Present the data once more in exactly its original form.

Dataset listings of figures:

————————

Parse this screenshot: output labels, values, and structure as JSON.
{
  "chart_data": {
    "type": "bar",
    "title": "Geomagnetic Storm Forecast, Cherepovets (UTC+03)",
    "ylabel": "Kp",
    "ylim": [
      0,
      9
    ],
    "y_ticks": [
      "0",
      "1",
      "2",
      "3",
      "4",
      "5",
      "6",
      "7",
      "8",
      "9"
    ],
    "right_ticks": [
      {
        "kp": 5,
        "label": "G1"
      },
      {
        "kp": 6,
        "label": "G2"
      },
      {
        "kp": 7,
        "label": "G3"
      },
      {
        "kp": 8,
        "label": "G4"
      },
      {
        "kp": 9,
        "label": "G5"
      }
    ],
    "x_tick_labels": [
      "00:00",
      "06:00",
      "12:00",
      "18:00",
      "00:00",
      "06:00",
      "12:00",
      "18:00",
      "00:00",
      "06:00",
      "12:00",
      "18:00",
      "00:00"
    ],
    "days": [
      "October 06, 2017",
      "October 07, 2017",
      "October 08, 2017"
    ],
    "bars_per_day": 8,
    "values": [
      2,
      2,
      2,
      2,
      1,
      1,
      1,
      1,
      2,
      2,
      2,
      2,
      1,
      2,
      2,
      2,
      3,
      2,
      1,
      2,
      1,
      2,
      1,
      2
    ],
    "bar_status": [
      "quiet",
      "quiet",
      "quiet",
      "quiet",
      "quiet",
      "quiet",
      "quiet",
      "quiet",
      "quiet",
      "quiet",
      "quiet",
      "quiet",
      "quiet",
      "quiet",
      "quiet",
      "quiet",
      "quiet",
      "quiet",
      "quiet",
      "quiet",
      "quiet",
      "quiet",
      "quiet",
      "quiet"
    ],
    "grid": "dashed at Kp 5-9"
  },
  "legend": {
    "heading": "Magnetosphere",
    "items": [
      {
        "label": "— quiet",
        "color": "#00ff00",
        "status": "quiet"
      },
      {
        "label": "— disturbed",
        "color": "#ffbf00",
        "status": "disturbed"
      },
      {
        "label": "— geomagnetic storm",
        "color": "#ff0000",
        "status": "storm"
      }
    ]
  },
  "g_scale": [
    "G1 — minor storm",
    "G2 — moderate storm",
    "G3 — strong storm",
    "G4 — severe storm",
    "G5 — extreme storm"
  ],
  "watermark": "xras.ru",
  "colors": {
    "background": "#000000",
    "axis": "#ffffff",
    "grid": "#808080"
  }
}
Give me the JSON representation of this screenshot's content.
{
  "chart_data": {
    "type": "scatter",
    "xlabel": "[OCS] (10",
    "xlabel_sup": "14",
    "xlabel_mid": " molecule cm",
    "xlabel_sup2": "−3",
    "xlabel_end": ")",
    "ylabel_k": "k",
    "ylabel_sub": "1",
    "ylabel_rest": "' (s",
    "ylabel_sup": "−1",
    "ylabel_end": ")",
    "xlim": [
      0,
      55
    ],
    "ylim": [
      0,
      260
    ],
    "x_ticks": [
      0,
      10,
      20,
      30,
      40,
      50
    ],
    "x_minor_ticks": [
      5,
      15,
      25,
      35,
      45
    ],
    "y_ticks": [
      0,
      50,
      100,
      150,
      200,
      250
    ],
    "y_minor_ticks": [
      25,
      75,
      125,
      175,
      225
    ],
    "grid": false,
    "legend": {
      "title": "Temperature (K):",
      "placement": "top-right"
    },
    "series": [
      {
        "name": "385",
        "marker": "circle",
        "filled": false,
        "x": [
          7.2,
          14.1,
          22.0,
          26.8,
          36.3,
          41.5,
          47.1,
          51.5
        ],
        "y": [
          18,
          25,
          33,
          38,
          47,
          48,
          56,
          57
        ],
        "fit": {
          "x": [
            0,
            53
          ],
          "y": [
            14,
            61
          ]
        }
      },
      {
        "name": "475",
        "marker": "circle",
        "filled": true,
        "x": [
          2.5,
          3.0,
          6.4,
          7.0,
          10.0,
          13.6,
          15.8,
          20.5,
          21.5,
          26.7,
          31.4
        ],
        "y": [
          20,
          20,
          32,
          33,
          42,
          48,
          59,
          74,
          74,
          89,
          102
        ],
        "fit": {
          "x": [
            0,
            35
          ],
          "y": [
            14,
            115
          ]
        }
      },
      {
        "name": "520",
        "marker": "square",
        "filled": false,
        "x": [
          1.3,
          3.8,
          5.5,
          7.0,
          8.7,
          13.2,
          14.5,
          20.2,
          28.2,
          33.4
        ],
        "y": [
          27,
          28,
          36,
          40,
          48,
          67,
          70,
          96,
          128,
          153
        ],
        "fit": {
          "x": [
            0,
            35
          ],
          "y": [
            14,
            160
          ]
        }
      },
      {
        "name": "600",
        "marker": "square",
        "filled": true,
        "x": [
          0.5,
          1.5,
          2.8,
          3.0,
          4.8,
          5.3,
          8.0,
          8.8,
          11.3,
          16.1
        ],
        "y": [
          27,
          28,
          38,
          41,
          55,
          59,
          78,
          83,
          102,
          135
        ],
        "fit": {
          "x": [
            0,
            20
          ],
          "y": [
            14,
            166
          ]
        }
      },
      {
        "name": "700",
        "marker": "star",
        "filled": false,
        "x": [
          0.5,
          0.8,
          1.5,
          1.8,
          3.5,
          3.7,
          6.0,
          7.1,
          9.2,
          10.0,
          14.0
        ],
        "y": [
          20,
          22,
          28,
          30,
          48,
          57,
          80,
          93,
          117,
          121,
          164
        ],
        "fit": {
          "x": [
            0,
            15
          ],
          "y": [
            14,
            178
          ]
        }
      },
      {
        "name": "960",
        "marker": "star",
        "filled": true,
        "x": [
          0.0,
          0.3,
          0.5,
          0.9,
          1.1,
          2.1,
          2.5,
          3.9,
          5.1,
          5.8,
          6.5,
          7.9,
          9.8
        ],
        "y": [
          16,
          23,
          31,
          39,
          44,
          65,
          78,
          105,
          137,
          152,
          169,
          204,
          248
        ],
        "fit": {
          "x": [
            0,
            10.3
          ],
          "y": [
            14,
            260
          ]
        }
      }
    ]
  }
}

————————

CORRECT RESULT:
Parse this screenshot: output labels, values, and structure as JSON.
{
  "chart_data": {
    "type": "bar",
    "title": "Geomagnetic Storm Forecast, Cherepovets (UTC+03)",
    "ylabel": "Kp",
    "ylim": [
      0,
      9
    ],
    "y_ticks": [
      "0",
      "1",
      "2",
      "3",
      "4",
      "5",
      "6",
      "7",
      "8",
      "9"
    ],
    "right_ticks": [
      {
        "kp": 5,
        "label": "G1"
      },
      {
        "kp": 6,
        "label": "G2"
      },
      {
        "kp": 7,
        "label": "G3"
      },
      {
        "kp": 8,
        "label": "G4"
      },
      {
        "kp": 9,
        "label": "G5"
      }
    ],
    "x_tick_labels": [
      "00:00",
      "06:00",
      "12:00",
      "18:00",
      "00:00",
      "06:00",
      "12:00",
      "18:00",
      "00:00",
      "06:00",
      "12:00",
      "18:00",
      "00:00"
    ],
    "days": [
      "October 06, 2017",
      "October 07, 2017",
      "October 08, 2017"
    ],
    "bars_per_day": 8,
    "values": [
      2,
      2,
      2,
      2,
      1,
      1,
      1,
      1,
      2,
      2,
      2,
      2,
      1,
      2,
      2,
      2,
      3,
      2,
      1,
      2,
      1,
      2,
      1,
      2
    ],
    "bar_status": [
      "quiet",
      "quiet",
      "quiet",
      "quiet",
      "quiet",
      "quiet",
      "quiet",
      "quiet",
      "quiet",
      "quiet",
      "quiet",
      "quiet",
      "quiet",
      "quiet",
      "quiet",
      "quiet",
      "quiet",
      "quiet",
      "quiet",
      "quiet",
      "quiet",
      "quiet",
      "quiet",
      "quiet"
    ],
    "grid": "dashed at Kp 5-9"
  },
  "legend": {
    "heading": "Magnetosphere",
    "items": [
      {
        "label": "— quiet",
        "color": "#00ff00",
        "status": "quiet"
      },
      {
        "label": "— disturbed",
        "color": "#ffbf00",
        "status": "disturbed"
      },
      {
        "label": "— geomagnetic storm",
        "color": "#ff0000",
        "status": "storm"
      }
    ]
  },
  "g_scale": [
    "G1 — minor storm",
    "G2 — moderate storm",
    "G3 — strong storm",
    "G4 — severe storm",
    "G5 — extreme storm"
  ],
  "watermark": "xras.ru",
  "colors": {
    "background": "#000000",
    "axis": "#ffffff",
    "grid": "#808080"
  }
}
Give me the JSON representation of this screenshot's content.
{
  "chart_data": {
    "type": "scatter",
    "xlabel": "[OCS] (10",
    "xlabel_sup": "14",
    "xlabel_mid": " molecule cm",
    "xlabel_sup2": "−3",
    "xlabel_end": ")",
    "ylabel_k": "k",
    "ylabel_sub": "1",
    "ylabel_rest": "' (s",
    "ylabel_sup": "−1",
    "ylabel_end": ")",
    "xlim": [
      0,
      55
    ],
    "ylim": [
      0,
      260
    ],
    "x_ticks": [
      0,
      10,
      20,
      30,
      40,
      50
    ],
    "x_minor_ticks": [
      5,
      15,
      25,
      35,
      45
    ],
    "y_ticks": [
      0,
      50,
      100,
      150,
      200,
      250
    ],
    "y_minor_ticks": [
      25,
      75,
      125,
      175,
      225
    ],
    "grid": false,
    "legend": {
      "title": "Temperature (K):",
      "placement": "top-right"
    },
    "series": [
      {
        "name": "385",
        "marker": "circle",
        "filled": false,
        "x": [
          7.2,
          14.1,
          22.0,
          26.8,
          36.3,
          41.5,
          47.1,
          51.5
        ],
        "y": [
          18,
          25,
          33,
          38,
          47,
          48,
          56,
          57
        ],
        "fit": {
          "x": [
            0,
            53
          ],
          "y": [
            14,
            61
          ]
        }
      },
      {
        "name": "475",
        "marker": "circle",
        "filled": true,
        "x": [
          2.5,
          3.0,
          6.4,
          7.0,
          10.0,
          13.6,
          15.8,
          20.5,
          21.5,
          26.7,
          31.4
        ],
        "y": [
          20,
          20,
          32,
          33,
          42,
          48,
          59,
          74,
          74,
          89,
          102
        ],
        "fit": {
          "x": [
            0,
            35
          ],
          "y": [
            14,
            115
          ]
        }
      },
      {
        "name": "520",
        "marker": "square",
        "filled": false,
        "x": [
          1.3,
          3.8,
          5.5,
          7.0,
          8.7,
          13.2,
          14.5,
          20.2,
          28.2,
          33.4
        ],
        "y": [
          27,
          28,
          36,
          40,
          48,
          67,
          70,
          96,
          128,
          153
        ],
        "fit": {
          "x": [
            0,
            35
          ],
          "y": [
            14,
            160
          ]
        }
      },
      {
        "name": "600",
        "marker": "square",
        "filled": true,
        "x": [
          0.5,
          1.5,
          2.8,
          3.0,
          4.8,
          5.3,
          8.0,
          8.8,
          11.3,
          16.1
        ],
        "y": [
          27,
          28,
          38,
          41,
          55,
          59,
          78,
          83,
          102,
          135
        ],
        "fit": {
          "x": [
            0,
            20
          ],
          "y": [
            14,
            166
          ]
        }
      },
      {
        "name": "700",
        "marker": "star",
        "filled": false,
        "x": [
          0.5,
          0.8,
          1.5,
          1.8,
          3.5,
          3.7,
          6.0,
          7.1,
          9.2,
          10.0,
          14.0
        ],
        "y": [
          20,
          22,
          28,
          30,
          48,
          57,
          80,
          93,
          117,
          121,
          164
        ],
        "fit": {
          "x": [
            0,
            15
          ],
          "y": [
            14,
            178
          ]
        }
      },
      {
        "name": "960",
        "marker": "star",
        "filled": true,
        "x": [
          0.0,
          0.3,
          0.5,
          0.9,
          1.1,
          2.1,
          2.5,
          3.9,
          5.1,
          5.8,
          6.5,
          7.9,
          9.8
        ],
        "y": [
          16,
          23,
          31,
          39,
          44,
          65,
          78,
          105,
          137,
          152,
          169,
          204,
          248
        ],
        "fit": {
          "x": [
            0,
            10.3
          ],
          "y": [
            14,
            260
          ]
        }
      }
    ]
  }
}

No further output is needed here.